_What this task involves_:
Could you output the entries that follow exactly, omitting any pictures they contain?

(Dataset rows about figures)
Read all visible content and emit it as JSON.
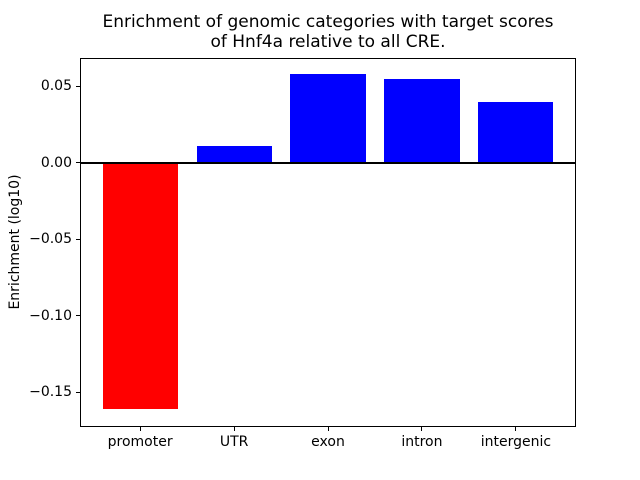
{
  "chart_data": {
    "type": "bar",
    "title": "Enrichment of genomic categories with target scores\nof Hnf4a relative to all CRE.",
    "title_lines": [
      "Enrichment of genomic categories with target scores",
      "of Hnf4a relative to all CRE."
    ],
    "xlabel": "",
    "ylabel": "Enrichment (log10)",
    "categories": [
      "promoter",
      "UTR",
      "exon",
      "intron",
      "intergenic"
    ],
    "values": [
      -0.161,
      0.011,
      0.058,
      0.055,
      0.04
    ],
    "bar_colors": [
      "#ff0000",
      "#0000ff",
      "#0000ff",
      "#0000ff",
      "#0000ff"
    ],
    "colors": {
      "negative_bar": "#ff0000",
      "positive_bar": "#0000ff",
      "axis": "#000000"
    },
    "yticks": [
      0.05,
      0.0,
      -0.05,
      -0.1,
      -0.15
    ],
    "ytick_labels": [
      "0.05",
      "0.00",
      "−0.05",
      "−0.10",
      "−0.15"
    ],
    "ylim": [
      -0.1728,
      0.0688
    ],
    "xlim": [
      -0.64,
      4.64
    ],
    "bar_width": 0.8,
    "zero_line": true,
    "grid": false,
    "legend": "none"
  }
}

_Final answer_:
Read all visible content and emit it as JSON.
{
  "chart_data": {
    "type": "bar",
    "title": "Enrichment of genomic categories with target scores\nof Hnf4a relative to all CRE.",
    "title_lines": [
      "Enrichment of genomic categories with target scores",
      "of Hnf4a relative to all CRE."
    ],
    "xlabel": "",
    "ylabel": "Enrichment (log10)",
    "categories": [
      "promoter",
      "UTR",
      "exon",
      "intron",
      "intergenic"
    ],
    "values": [
      -0.161,
      0.011,
      0.058,
      0.055,
      0.04
    ],
    "bar_colors": [
      "#ff0000",
      "#0000ff",
      "#0000ff",
      "#0000ff",
      "#0000ff"
    ],
    "colors": {
      "negative_bar": "#ff0000",
      "positive_bar": "#0000ff",
      "axis": "#000000"
    },
    "yticks": [
      0.05,
      0.0,
      -0.05,
      -0.1,
      -0.15
    ],
    "ytick_labels": [
      "0.05",
      "0.00",
      "−0.05",
      "−0.10",
      "−0.15"
    ],
    "ylim": [
      -0.1728,
      0.0688
    ],
    "xlim": [
      -0.64,
      4.64
    ],
    "bar_width": 0.8,
    "zero_line": true,
    "grid": false,
    "legend": "none"
  }
}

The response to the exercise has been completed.